**** RECORDED INFORMATION

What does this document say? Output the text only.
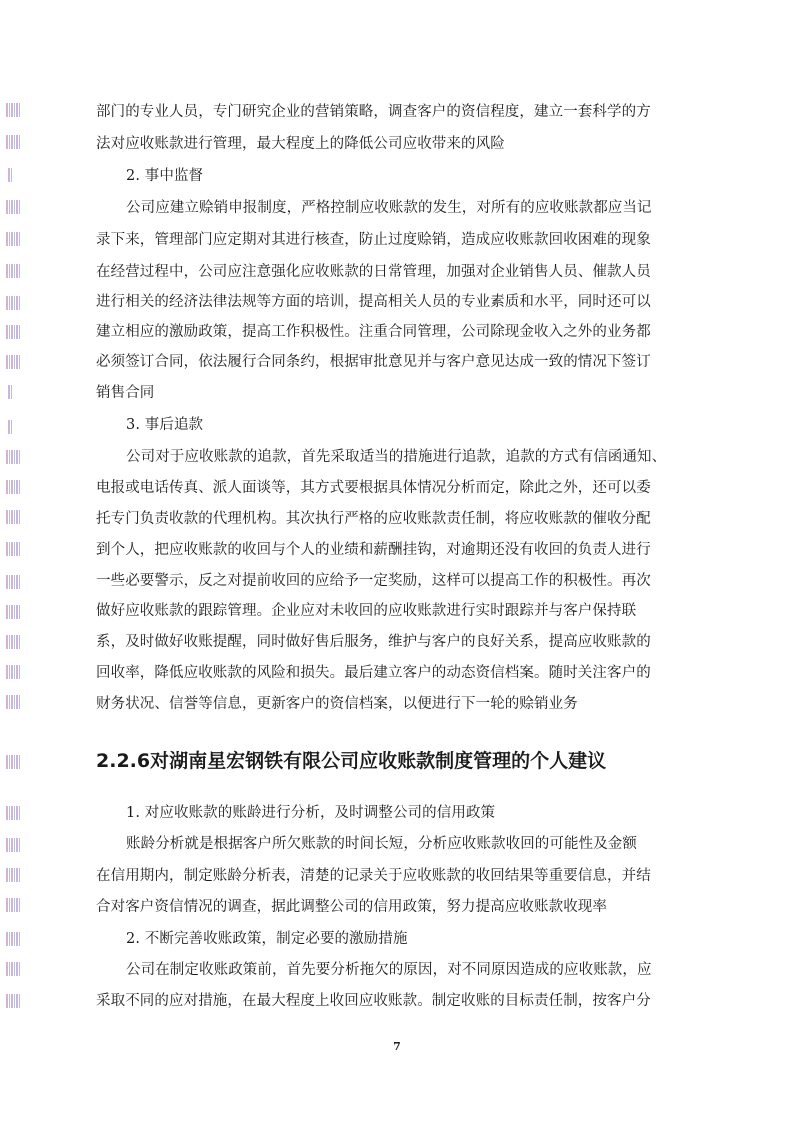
部门的专业人员，专门研究企业的营销策略，调查客户的资信程度，建立一套科学的方
法对应收账款进行管理，最大程度上的降低公司应收带来的风险
2. 事中监督
公司应建立赊销申报制度，严格控制应收账款的发生，对所有的应收账款都应当记
录下来，管理部门应定期对其进行核查，防止过度赊销，造成应收账款回收困难的现象
在经营过程中，公司应注意强化应收账款的日常管理，加强对企业销售人员、催款人员
进行相关的经济法律法规等方面的培训，提高相关人员的专业素质和水平，同时还可以
建立相应的激励政策，提高工作积极性。注重合同管理，公司除现金收入之外的业务都
必须签订合同，依法履行合同条约，根据审批意见并与客户意见达成一致的情况下签订
销售合同
3. 事后追款
公司对于应收账款的追款，首先采取适当的措施进行追款，追款的方式有信函通知、
电报或电话传真、派人面谈等，其方式要根据具体情况分析而定，除此之外，还可以委
托专门负责收款的代理机构。其次执行严格的应收账款责任制，将应收账款的催收分配
到个人，把应收账款的收回与个人的业绩和薪酬挂钩，对逾期还没有收回的负责人进行
一些必要警示，反之对提前收回的应给予一定奖励，这样可以提高工作的积极性。再次
做好应收账款的跟踪管理。企业应对未收回的应收账款进行实时跟踪并与客户保持联
系，及时做好收账提醒，同时做好售后服务，维护与客户的良好关系，提高应收账款的
回收率，降低应收账款的风险和损失。最后建立客户的动态资信档案。随时关注客户的
财务状况、信誉等信息，更新客户的资信档案，以便进行下一轮的赊销业务
2.2.6对湖南星宏钢铁有限公司应收账款制度管理的个人建议
1. 对应收账款的账龄进行分析，及时调整公司的信用政策
账龄分析就是根据客户所欠账款的时间长短，分析应收账款收回的可能性及金额
在信用期内，制定账龄分析表，清楚的记录关于应收账款的收回结果等重要信息，并结
合对客户资信情况的调查，据此调整公司的信用政策，努力提高应收账款收现率
2. 不断完善收账政策，制定必要的激励措施
公司在制定收账政策前，首先要分析拖欠的原因，对不同原因造成的应收账款，应
采取不同的应对措施，在最大程度上收回应收账款。制定收账的目标责任制，按客户分
7
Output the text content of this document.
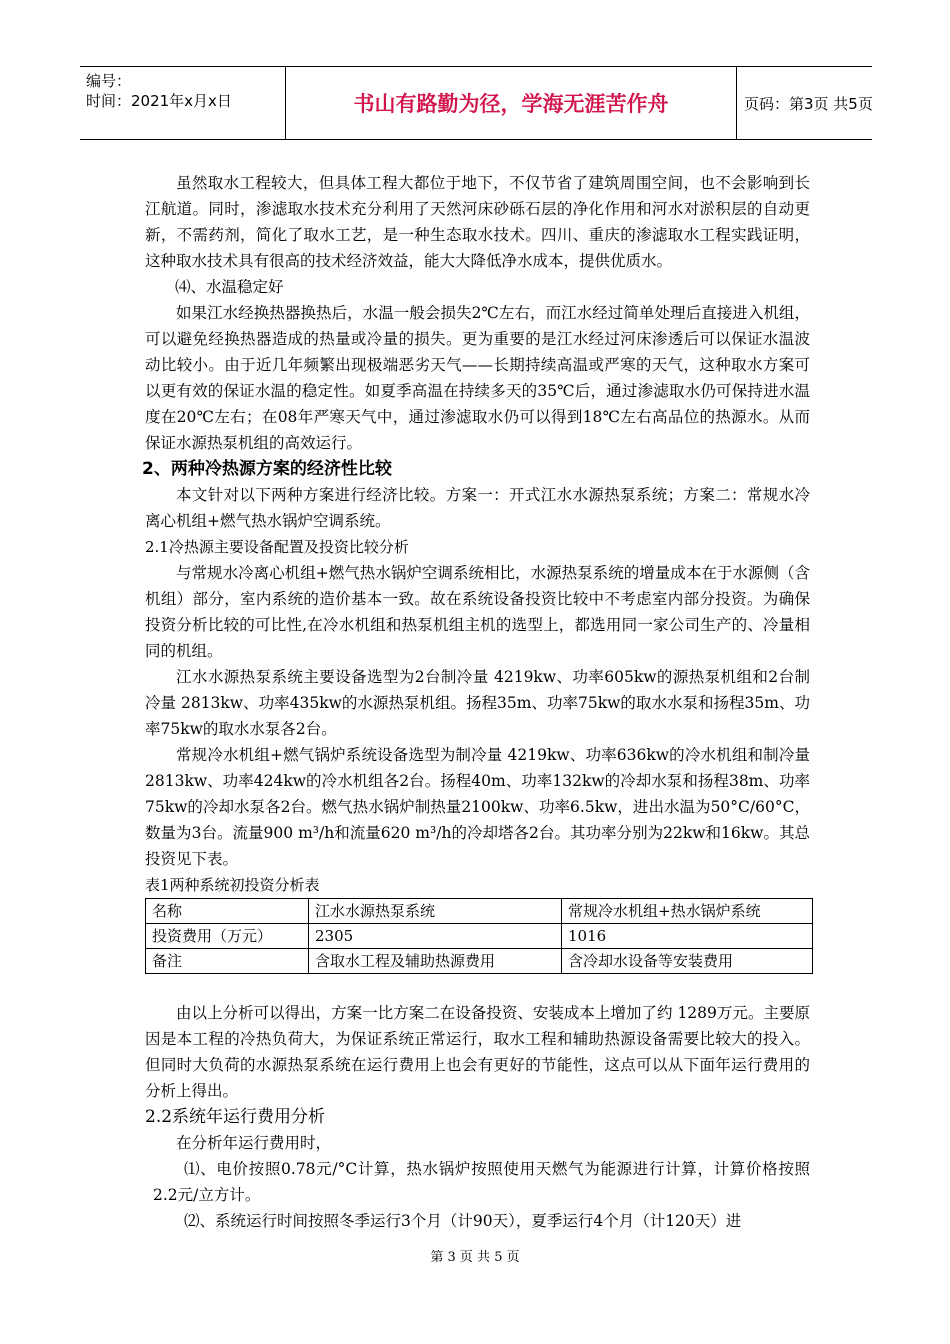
编号：
时间：2021年x月x日	书山有路勤为径，学海无涯苦作舟	页码：第3页 共5页

虽然取水工程较大，但具体工程大都位于地下，不仅节省了建筑周围空间，也不会影响到长江航道。同时，渗滤取水技术充分利用了天然河床砂砾石层的净化作用和河水对淤积层的自动更新，不需药剂，简化了取水工艺，是一种生态取水技术。四川、重庆的渗滤取水工程实践证明，这种取水技术具有很高的技术经济效益，能大大降低净水成本，提供优质水。

⑷、水温稳定好

如果江水经换热器换热后，水温一般会损失2℃左右，而江水经过简单处理后直接进入机组，可以避免经换热器造成的热量或冷量的损失。更为重要的是江水经过河床渗透后可以保证水温波动比较小。由于近几年频繁出现极端恶劣天气——长期持续高温或严寒的天气，这种取水方案可以更有效的保证水温的稳定性。如夏季高温在持续多天的35℃后，通过渗滤取水仍可保持进水温度在20℃左右；在08年严寒天气中，通过渗滤取水仍可以得到18℃左右高品位的热源水。从而保证水源热泵机组的高效运行。

2、两种冷热源方案的经济性比较

本文针对以下两种方案进行经济比较。方案一：开式江水水源热泵系统；方案二：常规水冷离心机组+燃气热水锅炉空调系统。

2.1冷热源主要设备配置及投资比较分析

与常规水冷离心机组+燃气热水锅炉空调系统相比，水源热泵系统的增量成本在于水源侧（含机组）部分，室内系统的造价基本一致。故在系统设备投资比较中不考虑室内部分投资。为确保投资分析比较的可比性,在冷水机组和热泵机组主机的选型上，都选用同一家公司生产的、冷量相同的机组。

江水水源热泵系统主要设备选型为2台制冷量 4219kw、功率605kw的源热泵机组和2台制冷量 2813kw、功率435kw的水源热泵机组。扬程35m、功率75kw的取水水泵和扬程35m、功率75kw的取水水泵各2台。

常规冷水机组+燃气锅炉系统设备选型为制冷量 4219kw、功率636kw的冷水机组和制冷量 2813kw、功率424kw的冷水机组各2台。扬程40m、功率132kw的冷却水泵和扬程38m、功率75kw的冷却水泵各2台。燃气热水锅炉制热量2100kw、功率6.5kw，进出水温为50°C/60°C，数量为3台。流量900 m³/h和流量620 m³/h的冷却塔各2台。其功率分别为22kw和16kw。其总投资见下表。

表1两种系统初投资分析表

名称	江水水源热泵系统	常规冷水机组+热水锅炉系统
投资费用（万元）	2305	1016
备注	含取水工程及辅助热源费用	含冷却水设备等安装费用

由以上分析可以得出，方案一比方案二在设备投资、安装成本上增加了约 1289万元。主要原因是本工程的冷热负荷大，为保证系统正常运行，取水工程和辅助热源设备需要比较大的投入。但同时大负荷的水源热泵系统在运行费用上也会有更好的节能性，这点可以从下面年运行费用的分析上得出。

2.2系统年运行费用分析

在分析年运行费用时，

⑴、电价按照0.78元/°C计算，热水锅炉按照使用天燃气为能源进行计算，计算价格按照2.2元/立方计。

⑵、系统运行时间按照冬季运行3个月（计90天），夏季运行4个月（计120天）进

第 3 页 共 5 页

********

Your reply is one number: how many lines of the records above contain the word "document".

2